### WRITTEN EXERCISE
Copy out, from the entries below, each line holding the string "title".

Stored data
╔══

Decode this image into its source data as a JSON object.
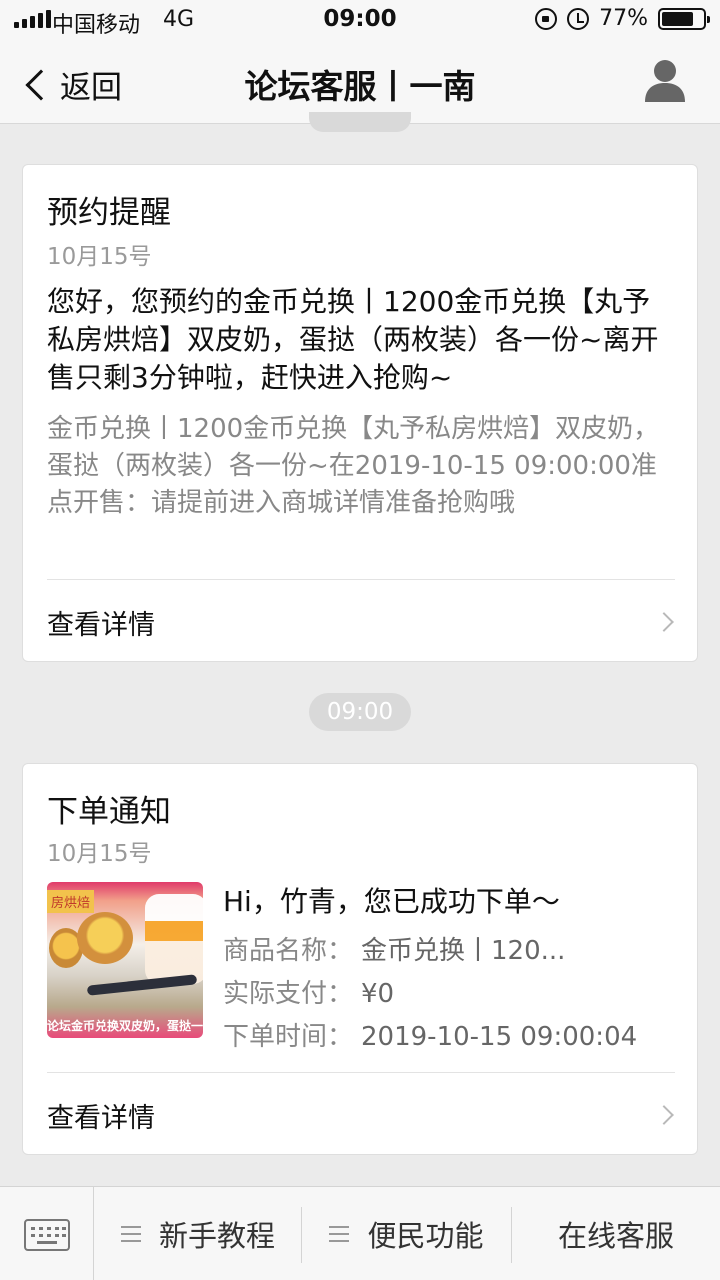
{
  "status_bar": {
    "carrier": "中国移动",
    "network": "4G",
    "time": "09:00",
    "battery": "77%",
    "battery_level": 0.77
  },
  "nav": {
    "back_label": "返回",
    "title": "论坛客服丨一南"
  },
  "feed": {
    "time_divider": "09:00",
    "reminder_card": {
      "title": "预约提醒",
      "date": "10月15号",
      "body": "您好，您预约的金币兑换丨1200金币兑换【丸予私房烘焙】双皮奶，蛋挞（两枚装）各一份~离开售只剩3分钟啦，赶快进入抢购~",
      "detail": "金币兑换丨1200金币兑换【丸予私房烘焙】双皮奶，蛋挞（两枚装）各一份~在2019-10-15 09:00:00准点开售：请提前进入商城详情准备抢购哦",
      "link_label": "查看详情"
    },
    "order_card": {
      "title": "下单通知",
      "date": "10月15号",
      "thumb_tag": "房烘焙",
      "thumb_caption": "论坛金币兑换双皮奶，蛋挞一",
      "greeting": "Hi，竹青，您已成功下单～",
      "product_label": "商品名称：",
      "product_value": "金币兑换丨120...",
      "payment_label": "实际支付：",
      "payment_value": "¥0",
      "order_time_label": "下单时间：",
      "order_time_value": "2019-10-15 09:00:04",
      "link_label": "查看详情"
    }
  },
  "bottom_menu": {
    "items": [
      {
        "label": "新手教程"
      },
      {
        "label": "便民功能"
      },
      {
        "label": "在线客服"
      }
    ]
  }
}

╚══

### COMPLETE RESPONSE
    "title": "论坛客服丨一南"
      "title": "预约提醒",
      "title": "下单通知",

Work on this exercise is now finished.